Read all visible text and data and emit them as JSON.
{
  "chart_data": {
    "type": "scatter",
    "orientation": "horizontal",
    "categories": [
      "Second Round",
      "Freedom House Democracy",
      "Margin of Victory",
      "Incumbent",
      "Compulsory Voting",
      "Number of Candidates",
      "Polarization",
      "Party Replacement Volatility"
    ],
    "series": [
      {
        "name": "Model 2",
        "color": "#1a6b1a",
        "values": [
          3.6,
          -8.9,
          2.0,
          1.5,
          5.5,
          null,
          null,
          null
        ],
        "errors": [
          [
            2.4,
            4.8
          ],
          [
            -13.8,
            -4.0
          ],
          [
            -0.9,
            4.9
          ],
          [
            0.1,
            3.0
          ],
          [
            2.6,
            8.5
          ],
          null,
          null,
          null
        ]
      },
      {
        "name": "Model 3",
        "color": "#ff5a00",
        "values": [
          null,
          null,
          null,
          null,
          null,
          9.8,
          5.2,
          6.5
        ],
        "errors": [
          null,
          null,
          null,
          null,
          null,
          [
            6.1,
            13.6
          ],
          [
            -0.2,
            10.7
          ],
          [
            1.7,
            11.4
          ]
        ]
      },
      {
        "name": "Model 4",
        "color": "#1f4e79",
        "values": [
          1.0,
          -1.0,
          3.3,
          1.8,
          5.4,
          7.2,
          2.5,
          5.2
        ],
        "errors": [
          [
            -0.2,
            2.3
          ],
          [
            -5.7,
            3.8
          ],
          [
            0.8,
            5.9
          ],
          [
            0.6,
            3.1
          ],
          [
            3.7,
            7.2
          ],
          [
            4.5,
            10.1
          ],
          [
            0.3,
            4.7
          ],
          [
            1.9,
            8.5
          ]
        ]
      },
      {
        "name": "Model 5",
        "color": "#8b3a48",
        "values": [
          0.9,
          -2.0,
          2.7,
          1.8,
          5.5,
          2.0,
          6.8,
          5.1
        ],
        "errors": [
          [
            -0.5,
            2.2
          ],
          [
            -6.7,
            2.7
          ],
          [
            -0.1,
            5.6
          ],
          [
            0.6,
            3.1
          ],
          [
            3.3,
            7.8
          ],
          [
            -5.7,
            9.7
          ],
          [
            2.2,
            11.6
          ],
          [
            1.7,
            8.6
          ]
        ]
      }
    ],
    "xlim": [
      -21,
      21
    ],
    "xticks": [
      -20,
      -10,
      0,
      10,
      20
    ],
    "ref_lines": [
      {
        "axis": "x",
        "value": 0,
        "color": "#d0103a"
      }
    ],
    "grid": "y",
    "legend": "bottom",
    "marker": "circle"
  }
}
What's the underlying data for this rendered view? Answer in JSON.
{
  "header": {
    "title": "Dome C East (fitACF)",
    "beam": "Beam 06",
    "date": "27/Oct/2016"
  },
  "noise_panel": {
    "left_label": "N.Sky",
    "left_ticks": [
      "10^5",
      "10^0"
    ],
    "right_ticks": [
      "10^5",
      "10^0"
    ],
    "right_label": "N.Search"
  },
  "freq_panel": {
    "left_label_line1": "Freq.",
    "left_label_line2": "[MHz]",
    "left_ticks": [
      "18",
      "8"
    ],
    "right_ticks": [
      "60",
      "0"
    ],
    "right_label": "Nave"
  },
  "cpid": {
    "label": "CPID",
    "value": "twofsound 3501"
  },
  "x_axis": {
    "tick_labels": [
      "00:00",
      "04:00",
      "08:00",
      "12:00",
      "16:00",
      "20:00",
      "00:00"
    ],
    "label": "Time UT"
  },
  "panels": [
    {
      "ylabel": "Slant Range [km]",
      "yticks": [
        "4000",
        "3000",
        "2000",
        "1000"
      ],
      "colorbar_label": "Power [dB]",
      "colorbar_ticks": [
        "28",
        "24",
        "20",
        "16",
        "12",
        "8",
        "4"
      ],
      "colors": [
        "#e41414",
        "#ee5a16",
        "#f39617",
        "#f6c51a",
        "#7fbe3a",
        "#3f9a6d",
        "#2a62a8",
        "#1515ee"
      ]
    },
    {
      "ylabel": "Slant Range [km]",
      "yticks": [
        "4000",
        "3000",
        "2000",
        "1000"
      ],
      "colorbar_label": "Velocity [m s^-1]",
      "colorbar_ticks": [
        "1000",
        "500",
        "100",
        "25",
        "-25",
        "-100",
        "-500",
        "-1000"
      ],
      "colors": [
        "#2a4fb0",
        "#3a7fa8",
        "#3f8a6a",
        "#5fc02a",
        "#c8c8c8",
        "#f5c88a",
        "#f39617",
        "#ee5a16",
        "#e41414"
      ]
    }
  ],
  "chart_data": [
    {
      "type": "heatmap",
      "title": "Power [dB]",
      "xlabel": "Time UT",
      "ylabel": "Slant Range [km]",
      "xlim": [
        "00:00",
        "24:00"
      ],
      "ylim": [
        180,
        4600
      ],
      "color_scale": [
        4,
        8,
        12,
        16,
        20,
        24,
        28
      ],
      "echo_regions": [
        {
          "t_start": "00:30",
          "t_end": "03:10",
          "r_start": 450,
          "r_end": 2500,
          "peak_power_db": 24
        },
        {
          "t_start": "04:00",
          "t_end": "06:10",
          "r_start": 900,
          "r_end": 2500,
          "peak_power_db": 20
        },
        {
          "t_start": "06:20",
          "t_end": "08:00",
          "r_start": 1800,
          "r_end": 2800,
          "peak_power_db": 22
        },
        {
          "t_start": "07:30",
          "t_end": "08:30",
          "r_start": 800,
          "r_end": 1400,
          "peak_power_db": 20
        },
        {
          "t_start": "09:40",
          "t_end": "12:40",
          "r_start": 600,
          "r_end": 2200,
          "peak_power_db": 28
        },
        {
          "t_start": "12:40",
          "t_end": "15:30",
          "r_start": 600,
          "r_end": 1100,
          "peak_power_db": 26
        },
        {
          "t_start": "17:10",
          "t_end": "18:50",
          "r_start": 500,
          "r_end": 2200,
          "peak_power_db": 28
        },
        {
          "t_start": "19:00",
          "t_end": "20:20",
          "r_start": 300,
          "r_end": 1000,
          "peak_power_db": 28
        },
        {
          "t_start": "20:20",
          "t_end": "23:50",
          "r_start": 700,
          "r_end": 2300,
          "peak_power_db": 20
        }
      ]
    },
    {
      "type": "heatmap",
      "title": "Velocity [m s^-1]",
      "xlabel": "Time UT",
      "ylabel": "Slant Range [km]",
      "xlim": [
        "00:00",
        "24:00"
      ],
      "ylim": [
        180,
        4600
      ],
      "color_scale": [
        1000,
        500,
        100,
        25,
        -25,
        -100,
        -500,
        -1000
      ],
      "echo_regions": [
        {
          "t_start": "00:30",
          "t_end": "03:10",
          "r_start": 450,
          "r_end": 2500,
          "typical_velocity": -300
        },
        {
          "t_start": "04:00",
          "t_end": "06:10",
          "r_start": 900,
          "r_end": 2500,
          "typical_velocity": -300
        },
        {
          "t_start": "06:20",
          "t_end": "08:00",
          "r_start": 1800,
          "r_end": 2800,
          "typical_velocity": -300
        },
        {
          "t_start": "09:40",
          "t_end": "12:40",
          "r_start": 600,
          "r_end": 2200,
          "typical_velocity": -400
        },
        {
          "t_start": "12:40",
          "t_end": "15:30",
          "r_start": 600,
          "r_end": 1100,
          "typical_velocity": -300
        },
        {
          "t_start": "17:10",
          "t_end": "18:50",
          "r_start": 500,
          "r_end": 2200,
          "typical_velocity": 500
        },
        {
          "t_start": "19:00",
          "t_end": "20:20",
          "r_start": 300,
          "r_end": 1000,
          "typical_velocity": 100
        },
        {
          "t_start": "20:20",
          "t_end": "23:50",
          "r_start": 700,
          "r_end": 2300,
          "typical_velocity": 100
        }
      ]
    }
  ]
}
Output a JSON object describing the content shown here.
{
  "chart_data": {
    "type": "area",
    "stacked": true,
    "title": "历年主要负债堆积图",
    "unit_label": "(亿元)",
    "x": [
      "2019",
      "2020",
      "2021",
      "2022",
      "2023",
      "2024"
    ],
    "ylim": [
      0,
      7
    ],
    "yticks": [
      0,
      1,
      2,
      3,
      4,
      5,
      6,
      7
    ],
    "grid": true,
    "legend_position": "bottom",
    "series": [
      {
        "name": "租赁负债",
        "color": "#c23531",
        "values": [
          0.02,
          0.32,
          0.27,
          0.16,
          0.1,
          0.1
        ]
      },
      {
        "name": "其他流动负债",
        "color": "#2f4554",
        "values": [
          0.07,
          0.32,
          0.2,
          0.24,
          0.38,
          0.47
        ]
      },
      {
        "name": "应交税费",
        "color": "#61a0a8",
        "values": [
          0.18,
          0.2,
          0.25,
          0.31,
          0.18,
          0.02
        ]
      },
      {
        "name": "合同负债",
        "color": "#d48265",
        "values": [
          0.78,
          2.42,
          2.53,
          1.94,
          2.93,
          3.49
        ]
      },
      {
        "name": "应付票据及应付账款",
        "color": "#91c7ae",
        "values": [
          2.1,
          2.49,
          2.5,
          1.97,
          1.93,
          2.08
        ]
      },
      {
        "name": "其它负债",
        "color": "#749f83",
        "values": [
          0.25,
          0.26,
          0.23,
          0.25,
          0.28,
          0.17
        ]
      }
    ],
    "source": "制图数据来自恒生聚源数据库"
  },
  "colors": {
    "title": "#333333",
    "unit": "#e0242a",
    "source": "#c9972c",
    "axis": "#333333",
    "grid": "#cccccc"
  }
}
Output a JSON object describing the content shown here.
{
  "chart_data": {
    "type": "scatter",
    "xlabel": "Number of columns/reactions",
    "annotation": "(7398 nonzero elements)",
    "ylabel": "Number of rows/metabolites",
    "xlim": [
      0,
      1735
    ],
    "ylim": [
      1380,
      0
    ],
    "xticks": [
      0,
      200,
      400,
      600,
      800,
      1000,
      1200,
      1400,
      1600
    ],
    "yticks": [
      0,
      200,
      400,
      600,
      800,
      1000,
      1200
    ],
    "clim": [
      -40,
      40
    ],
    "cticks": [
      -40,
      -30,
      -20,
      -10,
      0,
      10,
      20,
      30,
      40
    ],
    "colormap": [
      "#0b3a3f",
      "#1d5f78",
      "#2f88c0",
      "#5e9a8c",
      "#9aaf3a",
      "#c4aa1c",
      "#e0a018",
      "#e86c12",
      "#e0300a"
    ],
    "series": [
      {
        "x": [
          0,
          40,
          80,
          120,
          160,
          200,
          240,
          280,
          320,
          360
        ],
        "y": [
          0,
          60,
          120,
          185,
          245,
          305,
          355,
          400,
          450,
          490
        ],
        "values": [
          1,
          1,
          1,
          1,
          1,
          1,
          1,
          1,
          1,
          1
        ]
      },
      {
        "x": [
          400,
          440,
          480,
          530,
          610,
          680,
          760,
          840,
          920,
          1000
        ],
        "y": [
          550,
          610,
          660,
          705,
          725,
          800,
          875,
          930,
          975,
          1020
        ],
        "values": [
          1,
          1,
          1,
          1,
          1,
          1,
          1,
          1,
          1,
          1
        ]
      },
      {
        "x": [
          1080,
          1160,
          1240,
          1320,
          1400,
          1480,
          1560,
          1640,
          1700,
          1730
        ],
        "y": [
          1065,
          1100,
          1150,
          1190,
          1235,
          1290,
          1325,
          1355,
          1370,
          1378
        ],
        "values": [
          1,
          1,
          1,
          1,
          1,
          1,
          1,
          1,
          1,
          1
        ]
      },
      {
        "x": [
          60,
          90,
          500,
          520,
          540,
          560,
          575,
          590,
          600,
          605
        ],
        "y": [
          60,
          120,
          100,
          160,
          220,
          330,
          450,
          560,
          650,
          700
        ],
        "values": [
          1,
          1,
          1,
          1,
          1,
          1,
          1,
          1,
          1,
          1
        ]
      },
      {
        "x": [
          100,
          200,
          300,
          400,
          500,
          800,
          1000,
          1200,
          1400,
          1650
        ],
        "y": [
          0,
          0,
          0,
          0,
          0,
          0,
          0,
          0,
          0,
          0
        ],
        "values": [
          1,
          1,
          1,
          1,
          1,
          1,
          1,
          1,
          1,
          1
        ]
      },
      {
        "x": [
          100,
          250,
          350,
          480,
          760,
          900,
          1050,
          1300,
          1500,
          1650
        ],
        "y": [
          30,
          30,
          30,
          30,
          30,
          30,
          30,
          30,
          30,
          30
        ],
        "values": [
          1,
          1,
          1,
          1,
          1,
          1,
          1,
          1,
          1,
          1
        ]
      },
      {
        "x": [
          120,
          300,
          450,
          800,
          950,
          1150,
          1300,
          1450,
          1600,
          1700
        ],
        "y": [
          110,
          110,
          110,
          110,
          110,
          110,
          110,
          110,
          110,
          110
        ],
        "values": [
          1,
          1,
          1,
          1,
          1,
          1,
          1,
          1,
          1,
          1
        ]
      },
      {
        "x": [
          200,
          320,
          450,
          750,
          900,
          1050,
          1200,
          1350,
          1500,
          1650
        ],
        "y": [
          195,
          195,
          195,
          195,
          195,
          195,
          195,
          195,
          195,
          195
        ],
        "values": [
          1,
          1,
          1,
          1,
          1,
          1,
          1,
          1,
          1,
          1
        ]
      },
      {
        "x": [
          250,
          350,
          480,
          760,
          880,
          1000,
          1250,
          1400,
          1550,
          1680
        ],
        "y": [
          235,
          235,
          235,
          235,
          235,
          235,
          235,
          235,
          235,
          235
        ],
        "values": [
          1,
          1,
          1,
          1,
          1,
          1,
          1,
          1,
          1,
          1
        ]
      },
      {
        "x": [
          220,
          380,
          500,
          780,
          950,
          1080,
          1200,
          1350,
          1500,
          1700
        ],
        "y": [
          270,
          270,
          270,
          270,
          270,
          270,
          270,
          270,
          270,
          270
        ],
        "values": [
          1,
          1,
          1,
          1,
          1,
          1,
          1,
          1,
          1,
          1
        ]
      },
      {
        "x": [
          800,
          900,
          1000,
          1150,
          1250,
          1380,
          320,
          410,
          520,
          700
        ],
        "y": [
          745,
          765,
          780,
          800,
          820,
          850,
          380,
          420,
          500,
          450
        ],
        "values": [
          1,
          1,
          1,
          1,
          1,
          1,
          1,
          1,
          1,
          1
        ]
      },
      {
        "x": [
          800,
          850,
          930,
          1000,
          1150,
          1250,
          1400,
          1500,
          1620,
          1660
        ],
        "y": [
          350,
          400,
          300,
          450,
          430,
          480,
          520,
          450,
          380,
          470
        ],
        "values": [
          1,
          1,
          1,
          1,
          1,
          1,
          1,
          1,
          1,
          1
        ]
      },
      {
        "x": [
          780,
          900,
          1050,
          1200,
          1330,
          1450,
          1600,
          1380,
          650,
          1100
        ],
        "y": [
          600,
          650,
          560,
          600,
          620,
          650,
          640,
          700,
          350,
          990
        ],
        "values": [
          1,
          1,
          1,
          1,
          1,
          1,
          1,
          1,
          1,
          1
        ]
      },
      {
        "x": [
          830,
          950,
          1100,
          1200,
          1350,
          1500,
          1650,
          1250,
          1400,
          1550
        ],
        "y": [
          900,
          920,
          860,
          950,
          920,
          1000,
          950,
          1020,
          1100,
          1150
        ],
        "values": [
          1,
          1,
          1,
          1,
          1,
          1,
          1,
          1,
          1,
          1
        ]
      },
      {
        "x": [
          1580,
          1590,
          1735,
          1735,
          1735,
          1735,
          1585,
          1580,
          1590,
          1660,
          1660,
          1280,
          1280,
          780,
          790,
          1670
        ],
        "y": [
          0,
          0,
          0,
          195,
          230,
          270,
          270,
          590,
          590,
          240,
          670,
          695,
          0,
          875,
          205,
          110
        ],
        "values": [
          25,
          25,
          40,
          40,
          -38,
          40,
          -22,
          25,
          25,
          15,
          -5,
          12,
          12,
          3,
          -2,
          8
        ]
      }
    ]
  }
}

--- Exercise brief ---
Scan the data above and copy every line with "name" in it.

--- Problem solution ---
        "name": "Model 2",
        "name": "Model 3",
        "name": "Model 4",
        "name": "Model 5",
        "name": "租赁负债",
        "name": "其他流动负债",
        "name": "应交税费",
        "name": "合同负债",
        "name": "应付票据及应付账款",
        "name": "其它负债",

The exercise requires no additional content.